> Task
Write the material out again in full, word for word. Do not include the pictures.

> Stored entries
******
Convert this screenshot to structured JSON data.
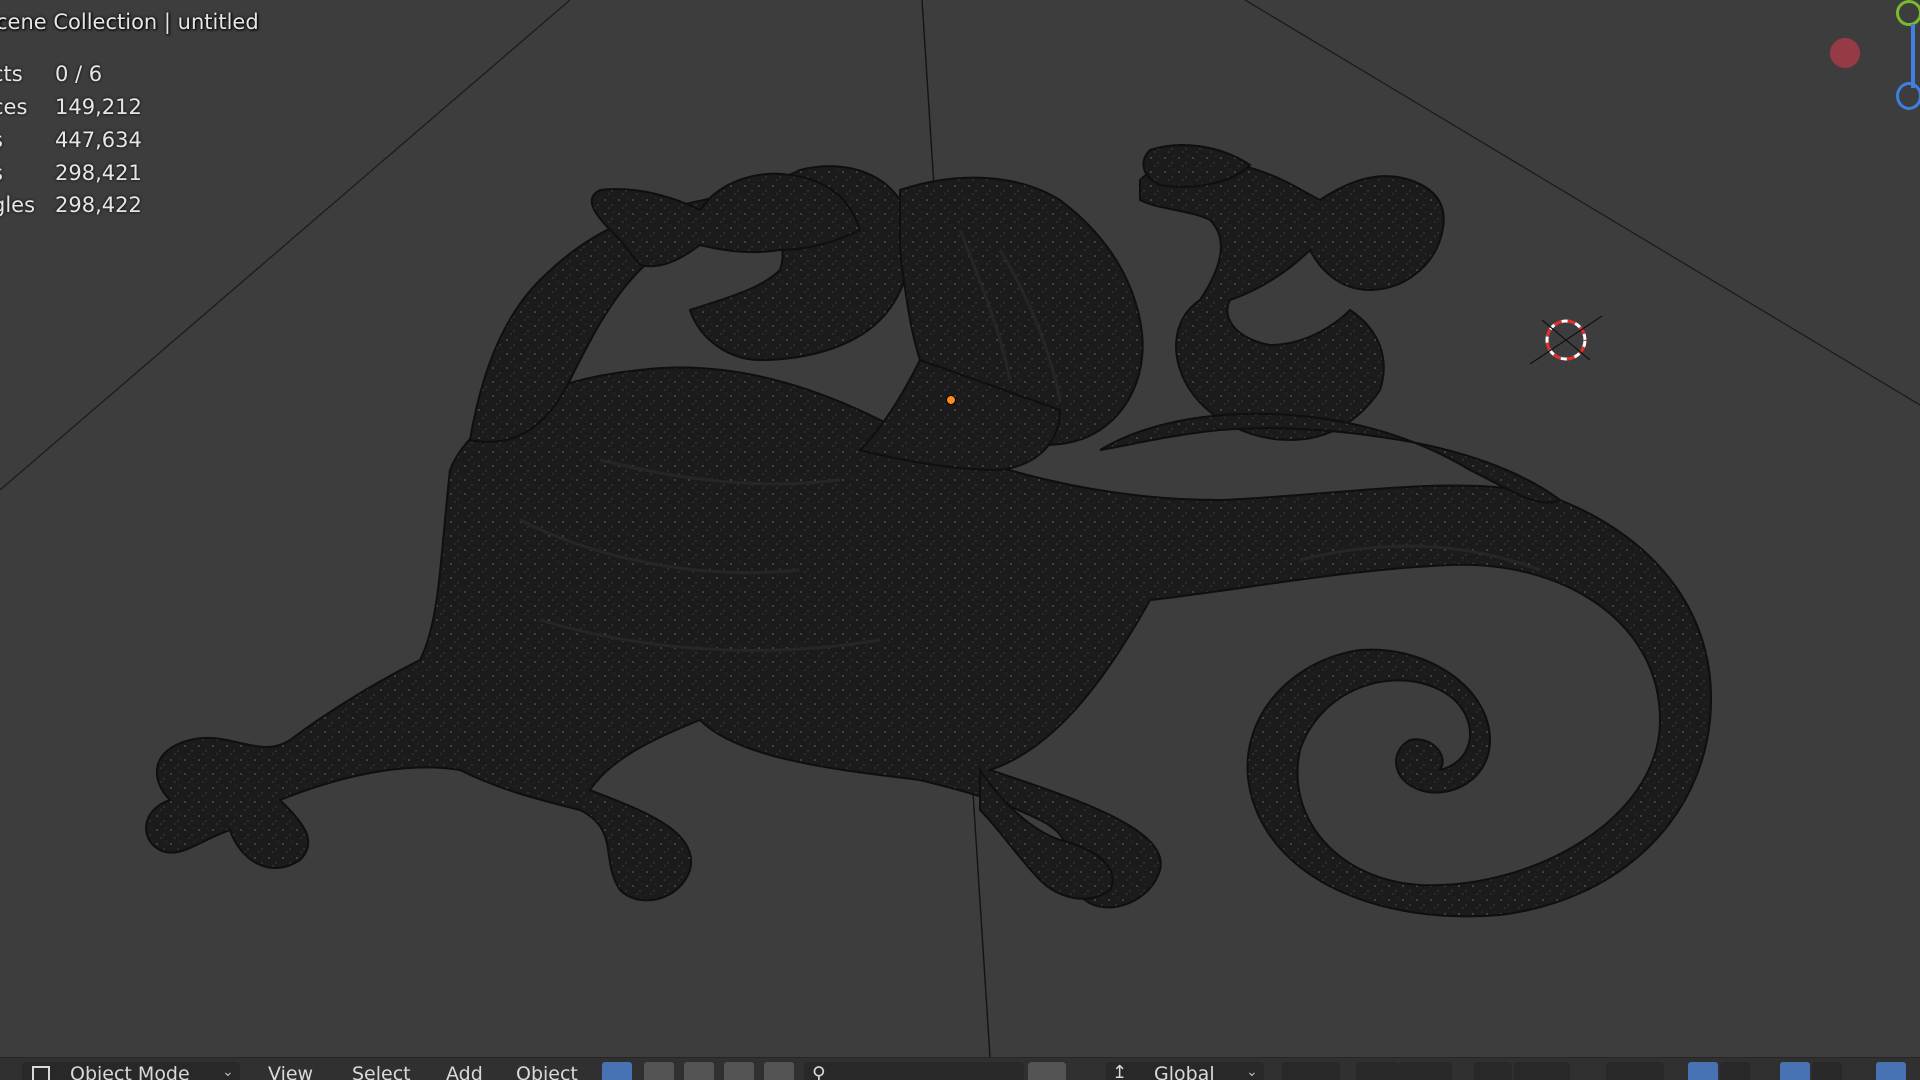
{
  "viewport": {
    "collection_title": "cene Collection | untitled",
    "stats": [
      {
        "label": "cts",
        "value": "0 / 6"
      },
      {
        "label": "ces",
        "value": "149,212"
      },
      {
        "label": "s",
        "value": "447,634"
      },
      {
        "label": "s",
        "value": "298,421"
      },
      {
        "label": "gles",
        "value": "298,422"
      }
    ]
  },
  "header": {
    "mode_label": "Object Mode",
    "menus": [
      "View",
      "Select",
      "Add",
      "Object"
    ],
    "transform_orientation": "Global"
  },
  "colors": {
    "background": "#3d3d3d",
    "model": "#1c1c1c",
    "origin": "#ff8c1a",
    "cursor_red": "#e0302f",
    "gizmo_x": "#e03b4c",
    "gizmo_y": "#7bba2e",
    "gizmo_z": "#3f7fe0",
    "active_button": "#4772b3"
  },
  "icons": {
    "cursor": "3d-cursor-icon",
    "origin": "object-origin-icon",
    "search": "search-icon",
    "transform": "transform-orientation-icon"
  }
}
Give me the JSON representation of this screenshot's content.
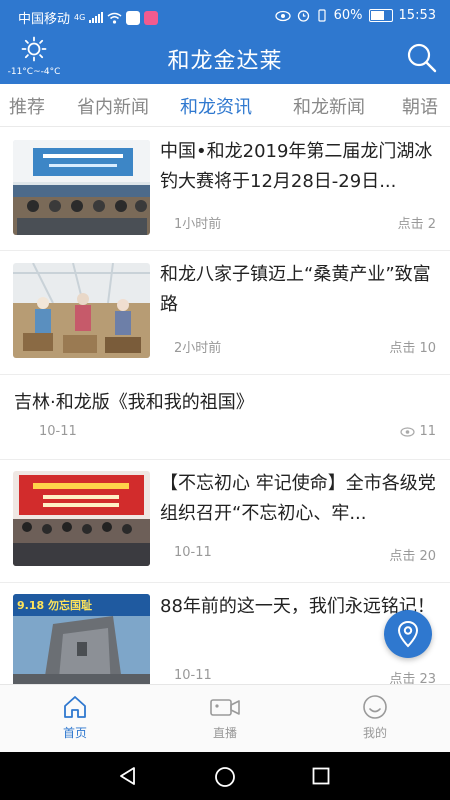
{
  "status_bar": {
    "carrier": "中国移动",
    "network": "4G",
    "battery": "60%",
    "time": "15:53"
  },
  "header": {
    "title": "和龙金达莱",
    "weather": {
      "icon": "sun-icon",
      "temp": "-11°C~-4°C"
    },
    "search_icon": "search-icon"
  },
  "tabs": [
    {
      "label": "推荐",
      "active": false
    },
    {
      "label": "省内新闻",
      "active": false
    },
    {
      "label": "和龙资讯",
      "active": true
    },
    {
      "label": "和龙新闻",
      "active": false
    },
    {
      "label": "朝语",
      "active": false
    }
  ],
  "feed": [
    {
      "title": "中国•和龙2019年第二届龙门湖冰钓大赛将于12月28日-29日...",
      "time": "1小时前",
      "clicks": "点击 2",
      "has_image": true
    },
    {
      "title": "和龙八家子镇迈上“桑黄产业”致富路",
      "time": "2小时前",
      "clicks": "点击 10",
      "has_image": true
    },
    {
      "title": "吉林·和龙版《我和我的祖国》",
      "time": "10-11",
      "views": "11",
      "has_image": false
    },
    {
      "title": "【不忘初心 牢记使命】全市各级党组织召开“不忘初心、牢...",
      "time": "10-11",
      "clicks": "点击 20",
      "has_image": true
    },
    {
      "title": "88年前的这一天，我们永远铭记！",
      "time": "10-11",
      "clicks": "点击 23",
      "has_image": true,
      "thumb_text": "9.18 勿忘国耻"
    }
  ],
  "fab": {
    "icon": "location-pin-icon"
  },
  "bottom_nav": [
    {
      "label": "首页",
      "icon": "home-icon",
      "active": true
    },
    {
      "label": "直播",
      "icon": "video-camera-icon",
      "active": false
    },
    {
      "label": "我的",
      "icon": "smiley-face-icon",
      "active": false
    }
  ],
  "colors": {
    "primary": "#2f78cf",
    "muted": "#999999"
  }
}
******
> Complete answer
Convert this screenshot to structured JSON data.
{
  "viewport": {
    "collection_title": "cene Collection | untitled",
    "stats": [
      {
        "label": "cts",
        "value": "0 / 6"
      },
      {
        "label": "ces",
        "value": "149,212"
      },
      {
        "label": "s",
        "value": "447,634"
      },
      {
        "label": "s",
        "value": "298,421"
      },
      {
        "label": "gles",
        "value": "298,422"
      }
    ]
  },
  "header": {
    "mode_label": "Object Mode",
    "menus": [
      "View",
      "Select",
      "Add",
      "Object"
    ],
    "transform_orientation": "Global"
  },
  "colors": {
    "background": "#3d3d3d",
    "model": "#1c1c1c",
    "origin": "#ff8c1a",
    "cursor_red": "#e0302f",
    "gizmo_x": "#e03b4c",
    "gizmo_y": "#7bba2e",
    "gizmo_z": "#3f7fe0",
    "active_button": "#4772b3"
  },
  "icons": {
    "cursor": "3d-cursor-icon",
    "origin": "object-origin-icon",
    "search": "search-icon",
    "transform": "transform-orientation-icon"
  }
}
Give me the JSON representation of this screenshot's content.
{
  "status_bar": {
    "carrier": "中国移动",
    "network": "4G",
    "battery": "60%",
    "time": "15:53"
  },
  "header": {
    "title": "和龙金达莱",
    "weather": {
      "icon": "sun-icon",
      "temp": "-11°C~-4°C"
    },
    "search_icon": "search-icon"
  },
  "tabs": [
    {
      "label": "推荐",
      "active": false
    },
    {
      "label": "省内新闻",
      "active": false
    },
    {
      "label": "和龙资讯",
      "active": true
    },
    {
      "label": "和龙新闻",
      "active": false
    },
    {
      "label": "朝语",
      "active": false
    }
  ],
  "feed": [
    {
      "title": "中国•和龙2019年第二届龙门湖冰钓大赛将于12月28日-29日...",
      "time": "1小时前",
      "clicks": "点击 2",
      "has_image": true
    },
    {
      "title": "和龙八家子镇迈上“桑黄产业”致富路",
      "time": "2小时前",
      "clicks": "点击 10",
      "has_image": true
    },
    {
      "title": "吉林·和龙版《我和我的祖国》",
      "time": "10-11",
      "views": "11",
      "has_image": false
    },
    {
      "title": "【不忘初心 牢记使命】全市各级党组织召开“不忘初心、牢...",
      "time": "10-11",
      "clicks": "点击 20",
      "has_image": true
    },
    {
      "title": "88年前的这一天，我们永远铭记！",
      "time": "10-11",
      "clicks": "点击 23",
      "has_image": true,
      "thumb_text": "9.18 勿忘国耻"
    }
  ],
  "fab": {
    "icon": "location-pin-icon"
  },
  "bottom_nav": [
    {
      "label": "首页",
      "icon": "home-icon",
      "active": true
    },
    {
      "label": "直播",
      "icon": "video-camera-icon",
      "active": false
    },
    {
      "label": "我的",
      "icon": "smiley-face-icon",
      "active": false
    }
  ],
  "colors": {
    "primary": "#2f78cf",
    "muted": "#999999"
  }
}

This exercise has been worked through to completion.